# Forum Home Renovation Electrical  Isolating Switch for Room Heater

## chalkyt

This question relates to interpretation of AS3000, so it gets a bit "techy" and you need to know your way around AS3000. 
The installation of most room heaters comply with 4.9.1 in that they are usually plugged into a GPO and so "have an individual isolating switch". In holiday dwellings it is desirable for such heaters to be permanently connected... so far so good, simply connect via a cord grip  and switch instead of a 3 pin outlet. 
However, many owners ask for some sort of timer which turns the heater off after some period of time (guests do go out and leave heaters on all day) and this can be where interpretation of AS3000 becomes a bit messy (a common problem with A3000). Typically such a timer would be something like a Clipsal VETR3.(i.e. press the button and the heater is turned on for a set time period, or press the button again to turn it off). This makes it a "functional switch". 
Although the VETR3 type timer clearly is a "functional switch" *is it also an isolation switch?* (it does connect and disconnect via an internal relay when the button is pressed and so isn't a solid-state device which is prohibited as an isolation switch). According to 4.9.2, isolating switches should have a definite 'OFF' position (the VETR3 sort of complies because a red light is on when the contacts are closed and off when the contacts are open). 
Clause 2.3.2.2 infers that a circuit breaker at the board might be considered a "device for isolation". This is a bit vague but would solve the problem.
---
● **WRITTEN REQUEST A**:
Decide whether each statement below agrees with the forum thread on isolating switches for room heaters. Answer yes or no for each, and quote the words of the thread that decide it.
(i) Most room heaters comply with 4.9.1 because they are usually plugged into a GPO.
(ii) The VETR3 type timer is a solid-state device.
(iii) Clause 2.3.2.2 clearly states that a circuit breaker at the board is a device for isolation.

Saved entries:
---
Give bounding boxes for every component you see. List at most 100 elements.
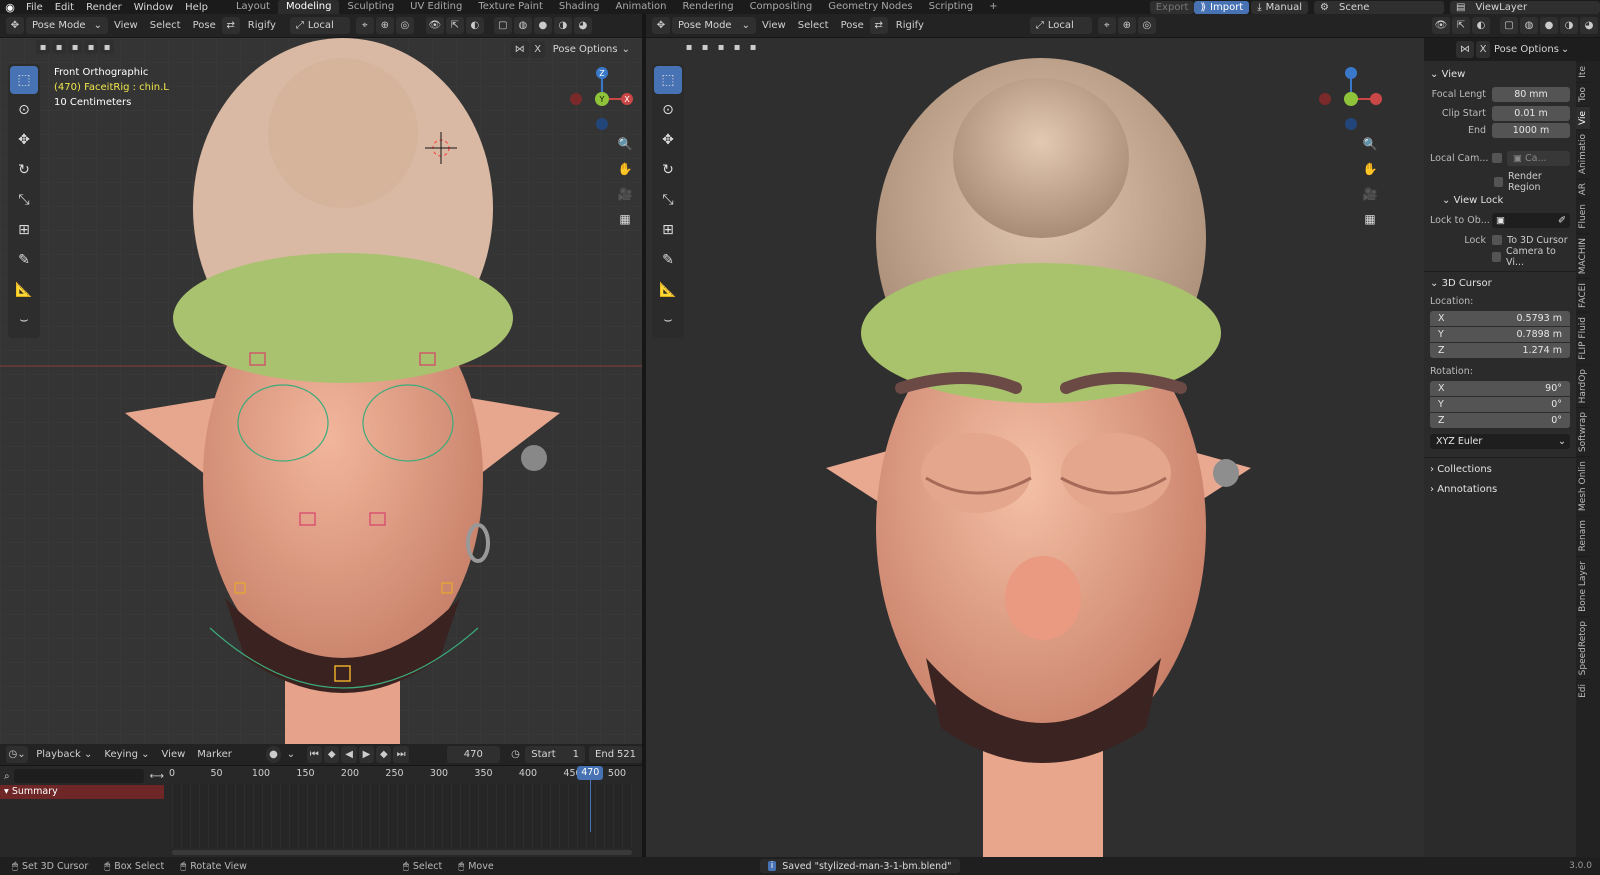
rendered-shading-icon[interactable]: ◕ [573,17,592,34]
left-mode-dropdown[interactable]: Pose Mode ⌄ [26,17,108,34]
tab-animation[interactable]: Animation [608,0,675,14]
play-reverse-icon[interactable]: ◀ [341,746,357,763]
editor-type-icon[interactable]: ✥ [6,17,24,34]
left-navigation-gizmo[interactable]: Z X Y [565,64,639,134]
visibility-icon[interactable]: 👁 [1432,17,1450,34]
right-mode-dropdown[interactable]: Pose Mode ⌄ [672,17,756,34]
left-menu-rigify[interactable]: Rigify [242,20,282,31]
tab-compositing[interactable]: Compositing [742,0,821,14]
focal-length-field[interactable]: 80 mm [1492,86,1570,102]
rotate-tool-icon[interactable]: ↻ [654,156,682,184]
right-viewport[interactable]: ▪ ▪ ▪ ▪ ▪ ⬚ ⊙ ✥ ↻ ⤡ ⊞ ✎ 📐 ⌣ 🔍 ✋ 🎥 ▦ [646,38,1424,857]
view-section-header[interactable]: ⌄ View [1430,65,1570,85]
move-tool-icon[interactable]: ✥ [654,126,682,154]
symmetry-icon[interactable]: ⋈ [1456,41,1474,58]
zoom-icon[interactable]: 🔍 [614,133,636,155]
perspective-toggle-icon[interactable]: ▦ [1359,208,1381,230]
tab-scripting[interactable]: Scripting [921,0,981,14]
timeline-ruler[interactable]: 0 50 100 150 200 250 300 350 400 450 500 [169,768,632,782]
summary-channel[interactable]: ▾ Summary [0,785,164,799]
select-subtract-icon[interactable]: ▪ [68,40,82,54]
menu-edit[interactable]: Edit [49,2,80,13]
add-workspace-icon[interactable]: + [981,0,1005,14]
tab-tool[interactable]: Too [1576,81,1590,106]
timeline-menu-view[interactable]: View [156,749,192,760]
tab-fluent[interactable]: Fluen [1576,199,1590,233]
camera-view-icon[interactable]: 🎥 [614,183,636,205]
menu-file[interactable]: File [20,2,49,13]
export-button[interactable]: Export [1149,0,1195,14]
solid-shading-icon[interactable]: ● [533,17,552,34]
transform-tool-icon[interactable]: ⊞ [654,216,682,244]
left-orientation-dropdown[interactable]: ⤢ Local [289,17,350,34]
x-mirror-icon[interactable]: X [530,41,545,58]
end-frame-field[interactable]: End 521 [589,746,643,763]
transform-tool-icon[interactable]: ⊞ [10,216,38,244]
tab-flip-fluid[interactable]: FLIP Fluid [1576,312,1590,364]
jump-end-icon[interactable]: ⏭ [393,746,409,763]
tab-item[interactable]: Ite [1576,61,1590,82]
proportional-icon[interactable]: ◎ [395,17,414,34]
pan-hand-icon[interactable]: ✋ [614,158,636,180]
annotate-tool-icon[interactable]: ✎ [10,246,38,274]
tab-rename[interactable]: Renam [1576,515,1590,556]
solid-shading-icon[interactable]: ● [1540,17,1558,34]
select-invert-icon[interactable]: ▪ [730,40,744,54]
start-frame-field[interactable]: Start 1 [525,746,586,763]
right-menu-view[interactable]: View [756,20,792,31]
snap-icon[interactable]: ⊕ [1117,17,1136,34]
pivot-icon[interactable]: ⌖ [1097,17,1116,34]
timeline-scrollbar[interactable] [172,850,632,855]
ortho-grid-icon[interactable]: ▦ [614,208,636,230]
view-layer-selector[interactable]: ▤ ViewLayer [1450,0,1600,14]
tab-faceit[interactable]: FACEI [1576,278,1590,313]
3d-cursor-header[interactable]: ⌄ 3D Cursor [1430,274,1570,294]
wireframe-shading-icon[interactable]: ◍ [513,17,532,34]
camera-view-icon[interactable]: 🎥 [1359,183,1381,205]
current-frame-field[interactable]: 470 [446,746,500,763]
select-extend-icon[interactable]: ▪ [52,40,66,54]
x-mirror-icon[interactable]: X [1476,41,1490,58]
overlay-toggle-icon[interactable]: ◐ [465,17,484,34]
move-tool-icon[interactable]: ✥ [10,126,38,154]
pose-toggle-icon[interactable]: ⇄ [869,17,888,34]
annotations-header[interactable]: › Annotations [1430,480,1570,500]
visibility-icon[interactable]: 👁 [425,17,444,34]
tab-bone-layer[interactable]: Bone Layer [1576,555,1590,616]
timeline-menu-playback[interactable]: Playback ⌄ [30,749,98,760]
render-region-checkbox[interactable] [1494,177,1503,187]
material-shading-icon[interactable]: ◑ [1560,17,1578,34]
tab-machin[interactable]: MACHIN [1576,232,1590,279]
select-invert-icon[interactable]: ▪ [84,40,98,54]
tab-layout[interactable]: Layout [228,0,278,14]
next-keyframe-icon[interactable]: ◆ [376,746,392,763]
tab-animation[interactable]: Animatio [1576,128,1590,178]
jump-start-icon[interactable]: ⏮ [306,746,322,763]
select-extend-icon[interactable]: ▪ [698,40,712,54]
scale-tool-icon[interactable]: ⤡ [654,186,682,214]
lock-to-3d-cursor-checkbox[interactable] [1492,235,1502,245]
cursor-location-y[interactable]: Y 0.7898 m [1430,327,1570,342]
cursor-location-x[interactable]: X 0.5793 m [1430,311,1570,326]
scale-tool-icon[interactable]: ⤡ [10,186,38,214]
left-viewport[interactable]: ▪ ▪ ▪ ▪ ▪ Front Orthographic (470) Facei… [0,38,642,744]
cursor-rotation-y[interactable]: Y 0° [1430,397,1570,412]
measure-tool-icon[interactable]: 📐 [10,276,38,304]
left-menu-select[interactable]: Select [144,20,187,31]
right-menu-select[interactable]: Select [792,20,835,31]
blender-logo-icon[interactable]: ◉ [0,1,20,14]
tab-geometry-nodes[interactable]: Geometry Nodes [820,0,920,14]
cursor-rotation-z[interactable]: Z 0° [1430,413,1570,428]
timeline-editor-type-icon[interactable]: ◷⌄ [6,746,29,763]
timeline-menu-marker[interactable]: Marker [191,749,238,760]
annotate-tool-icon[interactable]: ✎ [654,246,682,274]
rendered-shading-icon[interactable]: ◕ [1580,17,1598,34]
rotate-tool-icon[interactable]: ↻ [10,156,38,184]
right-menu-pose[interactable]: Pose [835,20,870,31]
tab-modeling[interactable]: Modeling [277,0,340,14]
right-orientation-dropdown[interactable]: ⤢ Local [1029,17,1092,34]
left-pose-options-button[interactable]: Pose Options ⌄ [547,41,636,58]
tab-softwrap[interactable]: Softwrap [1576,407,1590,457]
tab-texture-paint[interactable]: Texture Paint [470,0,551,14]
tab-sculpting[interactable]: Sculpting [339,0,402,14]
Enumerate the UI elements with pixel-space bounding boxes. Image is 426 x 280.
---
● **WRITTEN REQUEST B**: Reproduce, character for character, the lines of the saved entries from the line containing "rendered-shading-icon[interactable]: ◕ [573,17,592,34]" through the line containing "end-frame-field[interactable]: End 521", with both of those lines included.

● **TASK SOLUTION A**:
(i) Yes: "The installation of most room heaters comply with 4.9.1 in that they are usually plugged into a GPO"
(ii) No: "isn't a solid-state device which is prohibited as an isolation switch"
(iii) No: "infers that a circuit breaker at the board might be considered" and "This is a bit vague but would solve the problem."

● **TASK SOLUTION B**:
rendered-shading-icon[interactable]: ◕ [573,17,592,34]
left-mode-dropdown[interactable]: Pose Mode ⌄ [26,17,108,34]
tab-animation[interactable]: Animation [608,0,675,14]
play-reverse-icon[interactable]: ◀ [341,746,357,763]
editor-type-icon[interactable]: ✥ [6,17,24,34]
left-navigation-gizmo[interactable]: Z X Y [565,64,639,134]
visibility-icon[interactable]: 👁 [1432,17,1450,34]
right-mode-dropdown[interactable]: Pose Mode ⌄ [672,17,756,34]
left-menu-rigify[interactable]: Rigify [242,20,282,31]
tab-compositing[interactable]: Compositing [742,0,821,14]
focal-length-field[interactable]: 80 mm [1492,86,1570,102]
rotate-tool-icon[interactable]: ↻ [654,156,682,184]
right-viewport[interactable]: ▪ ▪ ▪ ▪ ▪ ⬚ ⊙ ✥ ↻ ⤡ ⊞ ✎ 📐 ⌣ 🔍 ✋ 🎥 ▦ [646,38,1424,857]
view-section-header[interactable]: ⌄ View [1430,65,1570,85]
move-tool-icon[interactable]: ✥ [654,126,682,154]
symmetry-icon[interactable]: ⋈ [1456,41,1474,58]
zoom-icon[interactable]: 🔍 [614,133,636,155]
perspective-toggle-icon[interactable]: ▦ [1359,208,1381,230]
tab-scripting[interactable]: Scripting [921,0,981,14]
timeline-ruler[interactable]: 0 50 100 150 200 250 300 350 400 450 500 [169,768,632,782]
summary-channel[interactable]: ▾ Summary [0,785,164,799]
select-subtract-icon[interactable]: ▪ [68,40,82,54]
menu-edit[interactable]: Edit [49,2,80,13]
add-workspace-icon[interactable]: + [981,0,1005,14]
tab-tool[interactable]: Too [1576,81,1590,106]
timeline-menu-view[interactable]: View [156,749,192,760]
tab-fluent[interactable]: Fluen [1576,199,1590,233]
camera-view-icon[interactable]: 🎥 [614,183,636,205]
menu-file[interactable]: File [20,2,49,13]
export-button[interactable]: Export [1149,0,1195,14]
solid-shading-icon[interactable]: ● [533,17,552,34]
transform-tool-icon[interactable]: ⊞ [654,216,682,244]
left-orientation-dropdown[interactable]: ⤢ Local [289,17,350,34]
x-mirror-icon[interactable]: X [530,41,545,58]
end-frame-field[interactable]: End 521 [589,746,643,763]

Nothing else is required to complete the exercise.